*Goal*.
Report how many lines contain "color", with no other words.

Figure contents as structured data:
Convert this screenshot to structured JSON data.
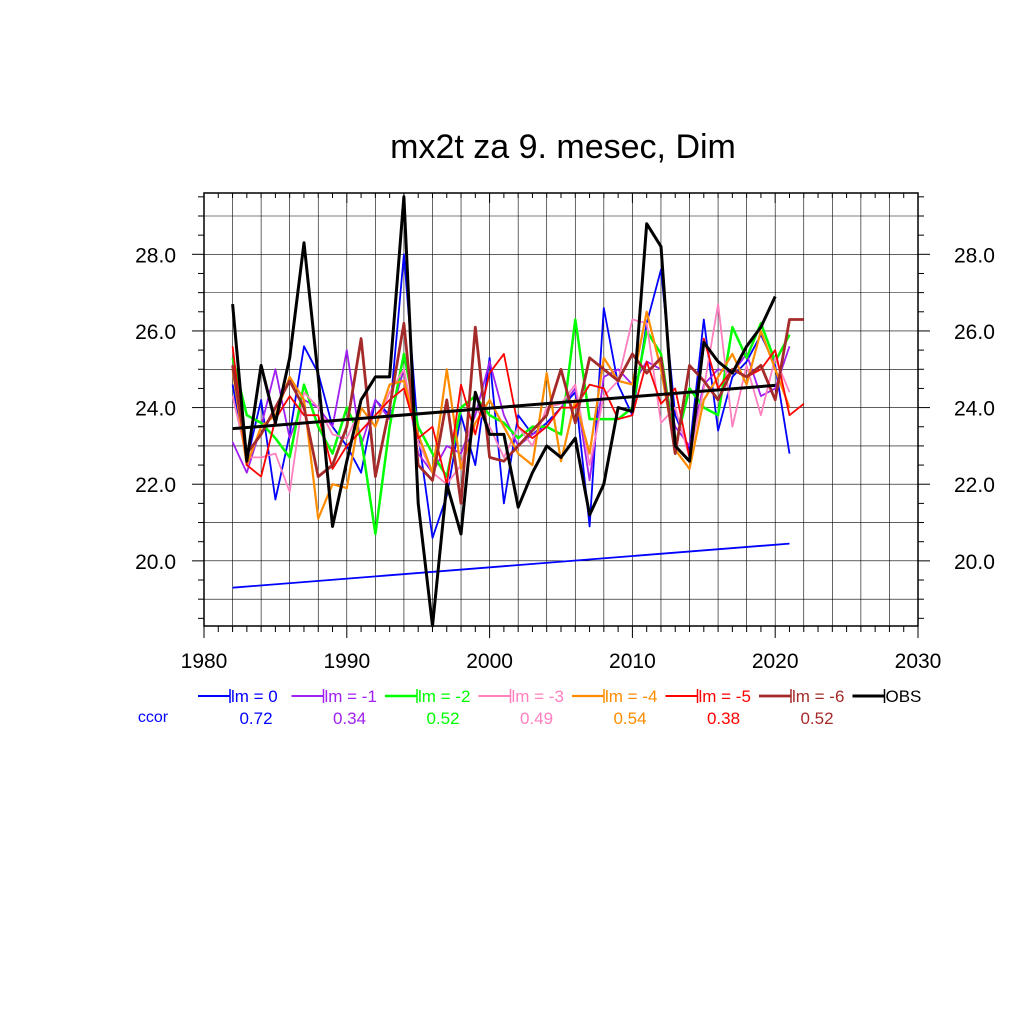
{
  "chart_data": {
    "type": "line",
    "title": "mx2t za 9. mesec, Dim",
    "xlabel": "",
    "ylabel": "",
    "xlim": [
      1980,
      2030
    ],
    "ylim": [
      18.3,
      29.6
    ],
    "x_ticks": [
      1980,
      1990,
      2000,
      2010,
      2020,
      2030
    ],
    "y_ticks": [
      "20.0",
      "22.0",
      "24.0",
      "26.0",
      "28.0"
    ],
    "grid": true,
    "legend_position": "bottom",
    "ccor_label": "ccor",
    "series": [
      {
        "name": "lm = 0",
        "color": "#0000ff",
        "ccor": "0.72",
        "width": 1.8,
        "x": [
          1982,
          1983,
          1984,
          1985,
          1986,
          1987,
          1988,
          1989,
          1990,
          1991,
          1992,
          1993,
          1994,
          1995,
          1996,
          1997,
          1998,
          1999,
          2000,
          2001,
          2002,
          2003,
          2004,
          2005,
          2006,
          2007,
          2008,
          2009,
          2010,
          2011,
          2012,
          2013,
          2014,
          2015,
          2016,
          2017,
          2018,
          2019,
          2020,
          2021
        ],
        "y": [
          24.6,
          22.6,
          24.2,
          21.6,
          23.3,
          25.6,
          24.9,
          23.5,
          23.0,
          22.3,
          24.2,
          23.8,
          28.0,
          23.3,
          20.6,
          21.7,
          23.8,
          22.5,
          25.3,
          21.5,
          23.8,
          23.3,
          23.6,
          24.0,
          24.4,
          20.9,
          26.6,
          24.6,
          23.8,
          26.2,
          27.6,
          23.8,
          22.9,
          26.3,
          23.4,
          24.8,
          25.2,
          25.9,
          25.1,
          22.8
        ]
      },
      {
        "name": "lm = -1",
        "color": "#a020f0",
        "ccor": "0.34",
        "width": 1.8,
        "x": [
          1982,
          1983,
          1984,
          1985,
          1986,
          1987,
          1988,
          1989,
          1990,
          1991,
          1992,
          1993,
          1994,
          1995,
          1996,
          1997,
          1998,
          1999,
          2000,
          2001,
          2002,
          2003,
          2004,
          2005,
          2006,
          2007,
          2008,
          2009,
          2010,
          2011,
          2012,
          2013,
          2014,
          2015,
          2016,
          2017,
          2018,
          2019,
          2020,
          2021
        ],
        "y": [
          23.1,
          22.3,
          23.5,
          25.0,
          23.2,
          24.2,
          24.0,
          23.5,
          25.5,
          23.0,
          24.2,
          23.7,
          25.0,
          22.8,
          22.3,
          23.0,
          22.8,
          23.8,
          25.2,
          23.8,
          23.0,
          23.3,
          23.5,
          24.0,
          24.5,
          22.1,
          24.8,
          25.0,
          24.6,
          25.2,
          25.0,
          23.5,
          23.0,
          24.6,
          25.0,
          24.9,
          25.4,
          24.3,
          24.5,
          25.6
        ]
      },
      {
        "name": "lm = -2",
        "color": "#00ff00",
        "ccor": "0.52",
        "width": 2.5,
        "x": [
          1982,
          1983,
          1984,
          1985,
          1986,
          1987,
          1988,
          1989,
          1990,
          1991,
          1992,
          1993,
          1994,
          1995,
          1996,
          1997,
          1998,
          1999,
          2000,
          2001,
          2002,
          2003,
          2004,
          2005,
          2006,
          2007,
          2008,
          2009,
          2010,
          2011,
          2012,
          2013,
          2014,
          2015,
          2016,
          2017,
          2018,
          2019,
          2020,
          2021
        ],
        "y": [
          25.3,
          23.8,
          23.6,
          23.2,
          22.7,
          24.6,
          23.5,
          22.8,
          24.0,
          23.2,
          20.7,
          23.5,
          25.4,
          23.5,
          22.8,
          22.2,
          24.0,
          24.3,
          23.8,
          23.6,
          23.2,
          23.5,
          23.5,
          23.3,
          26.3,
          23.7,
          23.7,
          23.7,
          24.0,
          26.0,
          25.4,
          23.0,
          24.5,
          24.0,
          23.8,
          26.1,
          25.3,
          26.2,
          25.2,
          25.9
        ]
      },
      {
        "name": "lm = -3",
        "color": "#ff7fbf",
        "ccor": "0.49",
        "width": 1.8,
        "x": [
          1982,
          1983,
          1984,
          1985,
          1986,
          1987,
          1988,
          1989,
          1990,
          1991,
          1992,
          1993,
          1994,
          1995,
          1996,
          1997,
          1998,
          1999,
          2000,
          2001,
          2002,
          2003,
          2004,
          2005,
          2006,
          2007,
          2008,
          2009,
          2010,
          2011,
          2012,
          2013,
          2014,
          2015,
          2016,
          2017,
          2018,
          2019,
          2020,
          2021
        ],
        "y": [
          24.3,
          22.7,
          22.7,
          22.8,
          21.8,
          24.4,
          24.0,
          23.3,
          23.2,
          24.0,
          23.5,
          24.4,
          25.0,
          23.1,
          22.3,
          22.0,
          22.5,
          24.0,
          23.5,
          22.7,
          23.5,
          23.0,
          24.0,
          24.1,
          24.6,
          22.5,
          24.3,
          24.7,
          26.3,
          26.2,
          23.6,
          24.0,
          22.7,
          24.5,
          26.7,
          23.5,
          25.1,
          23.8,
          25.3,
          24.4
        ]
      },
      {
        "name": "lm = -4",
        "color": "#ff8c00",
        "ccor": "0.54",
        "width": 2.2,
        "x": [
          1982,
          1983,
          1984,
          1985,
          1986,
          1987,
          1988,
          1989,
          1990,
          1991,
          1992,
          1993,
          1994,
          1995,
          1996,
          1997,
          1998,
          1999,
          2000,
          2001,
          2002,
          2003,
          2004,
          2005,
          2006,
          2007,
          2008,
          2009,
          2010,
          2011,
          2012,
          2013,
          2014,
          2015,
          2016,
          2017,
          2018,
          2019,
          2020,
          2021
        ],
        "y": [
          25.0,
          22.5,
          23.5,
          23.8,
          24.8,
          24.2,
          21.1,
          22.0,
          21.9,
          24.0,
          23.5,
          24.6,
          24.7,
          23.3,
          22.3,
          25.0,
          22.4,
          23.6,
          24.2,
          23.5,
          22.8,
          22.5,
          24.9,
          22.6,
          24.2,
          22.8,
          25.3,
          24.7,
          24.6,
          26.5,
          25.0,
          22.9,
          22.4,
          24.2,
          24.8,
          25.4,
          24.6,
          26.0,
          25.0,
          24.0
        ]
      },
      {
        "name": "lm = -5",
        "color": "#ff0000",
        "ccor": "0.38",
        "width": 1.8,
        "x": [
          1982,
          1983,
          1984,
          1985,
          1986,
          1987,
          1988,
          1989,
          1990,
          1991,
          1992,
          1993,
          1994,
          1995,
          1996,
          1997,
          1998,
          1999,
          2000,
          2001,
          2002,
          2003,
          2004,
          2005,
          2006,
          2007,
          2008,
          2009,
          2010,
          2011,
          2012,
          2013,
          2014,
          2015,
          2016,
          2017,
          2018,
          2019,
          2020,
          2021,
          2022
        ],
        "y": [
          25.6,
          22.5,
          22.2,
          23.7,
          24.3,
          23.8,
          23.8,
          22.4,
          23.0,
          23.4,
          23.8,
          24.2,
          24.5,
          23.2,
          23.5,
          22.0,
          24.6,
          23.3,
          24.9,
          25.4,
          23.5,
          23.2,
          23.5,
          24.0,
          24.0,
          24.6,
          24.5,
          23.7,
          23.8,
          25.2,
          24.1,
          24.5,
          22.7,
          25.8,
          24.5,
          25.0,
          24.8,
          25.0,
          25.5,
          23.8,
          24.1
        ]
      },
      {
        "name": "lm = -6",
        "color": "#a52a2a",
        "ccor": "0.52",
        "width": 2.8,
        "x": [
          1982,
          1983,
          1984,
          1985,
          1986,
          1987,
          1988,
          1989,
          1990,
          1991,
          1992,
          1993,
          1994,
          1995,
          1996,
          1997,
          1998,
          1999,
          2000,
          2001,
          2002,
          2003,
          2004,
          2005,
          2006,
          2007,
          2008,
          2009,
          2010,
          2011,
          2012,
          2013,
          2014,
          2015,
          2016,
          2017,
          2018,
          2019,
          2020,
          2021,
          2022
        ],
        "y": [
          25.1,
          22.8,
          23.3,
          24.0,
          24.7,
          24.0,
          22.2,
          22.5,
          23.5,
          25.8,
          22.2,
          24.0,
          26.2,
          22.5,
          22.1,
          24.2,
          21.5,
          26.1,
          22.7,
          22.6,
          23.0,
          23.4,
          23.8,
          25.0,
          23.6,
          25.3,
          25.0,
          24.7,
          25.4,
          24.9,
          25.3,
          22.8,
          25.1,
          24.7,
          24.2,
          25.0,
          24.8,
          25.1,
          24.2,
          26.3,
          26.3
        ]
      },
      {
        "name": "OBS",
        "color": "#000000",
        "ccor": "",
        "width": 3.0,
        "x": [
          1982,
          1983,
          1984,
          1985,
          1986,
          1987,
          1988,
          1989,
          1990,
          1991,
          1992,
          1993,
          1994,
          1995,
          1996,
          1997,
          1998,
          1999,
          2000,
          2001,
          2002,
          2003,
          2004,
          2005,
          2006,
          2007,
          2008,
          2009,
          2010,
          2011,
          2012,
          2013,
          2014,
          2015,
          2016,
          2017,
          2018,
          2019,
          2020
        ],
        "y": [
          26.7,
          22.6,
          25.1,
          23.6,
          25.3,
          28.3,
          24.8,
          20.9,
          22.6,
          24.2,
          24.8,
          24.8,
          29.5,
          21.5,
          18.3,
          22.0,
          20.7,
          24.4,
          23.3,
          23.3,
          21.4,
          22.3,
          23.0,
          22.7,
          23.2,
          21.2,
          22.0,
          24.0,
          23.9,
          28.8,
          28.2,
          23.0,
          22.6,
          25.7,
          25.2,
          24.9,
          25.6,
          26.1,
          26.9
        ]
      }
    ],
    "trend_lines": [
      {
        "series": "OBS",
        "color": "#000000",
        "width": 3.0,
        "x": [
          1982,
          2020
        ],
        "y": [
          23.45,
          24.58
        ]
      },
      {
        "series": "lm = 0",
        "color": "#0000ff",
        "width": 1.8,
        "x": [
          1982,
          2021
        ],
        "y": [
          19.3,
          20.45
        ]
      }
    ]
  }
}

*Output for this task*.
10